(Stored items)
Start of Block

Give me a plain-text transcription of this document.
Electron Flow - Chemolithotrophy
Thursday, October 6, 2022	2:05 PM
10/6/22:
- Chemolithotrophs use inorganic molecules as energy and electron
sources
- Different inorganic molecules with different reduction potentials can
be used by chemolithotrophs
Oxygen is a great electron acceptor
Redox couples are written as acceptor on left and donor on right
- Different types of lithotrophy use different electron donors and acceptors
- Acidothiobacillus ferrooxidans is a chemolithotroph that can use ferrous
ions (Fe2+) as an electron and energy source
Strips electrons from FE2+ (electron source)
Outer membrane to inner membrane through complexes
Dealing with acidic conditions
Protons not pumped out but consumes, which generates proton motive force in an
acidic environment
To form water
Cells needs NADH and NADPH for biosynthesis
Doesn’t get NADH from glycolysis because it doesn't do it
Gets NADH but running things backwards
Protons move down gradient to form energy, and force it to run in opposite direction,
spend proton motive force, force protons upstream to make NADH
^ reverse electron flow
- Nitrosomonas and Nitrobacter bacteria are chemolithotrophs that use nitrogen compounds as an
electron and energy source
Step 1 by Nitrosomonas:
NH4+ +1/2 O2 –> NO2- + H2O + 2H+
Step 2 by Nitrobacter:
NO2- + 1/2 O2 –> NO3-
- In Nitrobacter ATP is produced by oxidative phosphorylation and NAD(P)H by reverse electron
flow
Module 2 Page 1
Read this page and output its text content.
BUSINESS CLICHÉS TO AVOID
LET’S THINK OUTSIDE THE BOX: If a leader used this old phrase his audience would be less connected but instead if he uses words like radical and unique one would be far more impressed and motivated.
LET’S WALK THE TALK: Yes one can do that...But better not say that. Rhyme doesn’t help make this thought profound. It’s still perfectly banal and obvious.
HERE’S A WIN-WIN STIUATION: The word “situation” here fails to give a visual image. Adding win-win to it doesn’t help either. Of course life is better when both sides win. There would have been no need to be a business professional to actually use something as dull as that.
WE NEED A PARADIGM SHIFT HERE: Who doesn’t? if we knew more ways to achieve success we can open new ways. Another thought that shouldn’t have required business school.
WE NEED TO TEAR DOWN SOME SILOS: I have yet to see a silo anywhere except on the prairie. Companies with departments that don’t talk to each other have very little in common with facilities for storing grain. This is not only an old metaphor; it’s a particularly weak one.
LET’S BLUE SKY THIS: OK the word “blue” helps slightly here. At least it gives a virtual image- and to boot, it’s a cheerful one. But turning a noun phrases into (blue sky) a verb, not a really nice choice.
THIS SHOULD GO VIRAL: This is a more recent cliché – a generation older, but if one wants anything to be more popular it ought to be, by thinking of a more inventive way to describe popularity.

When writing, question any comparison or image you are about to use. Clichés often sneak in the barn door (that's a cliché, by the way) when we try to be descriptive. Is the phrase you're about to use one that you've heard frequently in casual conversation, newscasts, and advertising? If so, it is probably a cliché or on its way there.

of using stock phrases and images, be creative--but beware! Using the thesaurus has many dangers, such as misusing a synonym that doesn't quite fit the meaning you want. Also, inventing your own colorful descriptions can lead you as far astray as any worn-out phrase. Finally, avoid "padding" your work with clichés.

End of Block

**Prompt**:
As the exercise requires, copy out the data shown above word for word.

**Answer for this exercise**:
Give me a plain-text transcription of this document.
Electron Flow - Chemolithotrophy
Thursday, October 6, 2022	2:05 PM
10/6/22:
- Chemolithotrophs use inorganic molecules as energy and electron
sources
- Different inorganic molecules with different reduction potentials can
be used by chemolithotrophs
Oxygen is a great electron acceptor
Redox couples are written as acceptor on left and donor on right
- Different types of lithotrophy use different electron donors and acceptors
- Acidothiobacillus ferrooxidans is a chemolithotroph that can use ferrous
ions (Fe2+) as an electron and energy source
Strips electrons from FE2+ (electron source)
Outer membrane to inner membrane through complexes
Dealing with acidic conditions
Protons not pumped out but consumes, which generates proton motive force in an
acidic environment
To form water
Cells needs NADH and NADPH for biosynthesis
Doesn’t get NADH from glycolysis because it doesn't do it
Gets NADH but running things backwards
Protons move down gradient to form energy, and force it to run in opposite direction,
spend proton motive force, force protons upstream to make NADH
^ reverse electron flow
- Nitrosomonas and Nitrobacter bacteria are chemolithotrophs that use nitrogen compounds as an
electron and energy source
Step 1 by Nitrosomonas:
NH4+ +1/2 O2 –> NO2- + H2O + 2H+
Step 2 by Nitrobacter:
NO2- + 1/2 O2 –> NO3-
- In Nitrobacter ATP is produced by oxidative phosphorylation and NAD(P)H by reverse electron
flow
Module 2 Page 1
Read this page and output its text content.
BUSINESS CLICHÉS TO AVOID
LET’S THINK OUTSIDE THE BOX: If a leader used this old phrase his audience would be less connected but instead if he uses words like radical and unique one would be far more impressed and motivated.
LET’S WALK THE TALK: Yes one can do that...But better not say that. Rhyme doesn’t help make this thought profound. It’s still perfectly banal and obvious.
HERE’S A WIN-WIN STIUATION: The word “situation” here fails to give a visual image. Adding win-win to it doesn’t help either. Of course life is better when both sides win. There would have been no need to be a business professional to actually use something as dull as that.
WE NEED A PARADIGM SHIFT HERE: Who doesn’t? if we knew more ways to achieve success we can open new ways. Another thought that shouldn’t have required business school.
WE NEED TO TEAR DOWN SOME SILOS: I have yet to see a silo anywhere except on the prairie. Companies with departments that don’t talk to each other have very little in common with facilities for storing grain. This is not only an old metaphor; it’s a particularly weak one.
LET’S BLUE SKY THIS: OK the word “blue” helps slightly here. At least it gives a virtual image- and to boot, it’s a cheerful one. But turning a noun phrases into (blue sky) a verb, not a really nice choice.
THIS SHOULD GO VIRAL: This is a more recent cliché – a generation older, but if one wants anything to be more popular it ought to be, by thinking of a more inventive way to describe popularity.

When writing, question any comparison or image you are about to use. Clichés often sneak in the barn door (that's a cliché, by the way) when we try to be descriptive. Is the phrase you're about to use one that you've heard frequently in casual conversation, newscasts, and advertising? If so, it is probably a cliché or on its way there.

of using stock phrases and images, be creative--but beware! Using the thesaurus has many dangers, such as misusing a synonym that doesn't quite fit the meaning you want. Also, inventing your own colorful descriptions can lead you as far astray as any worn-out phrase. Finally, avoid "padding" your work with clichés.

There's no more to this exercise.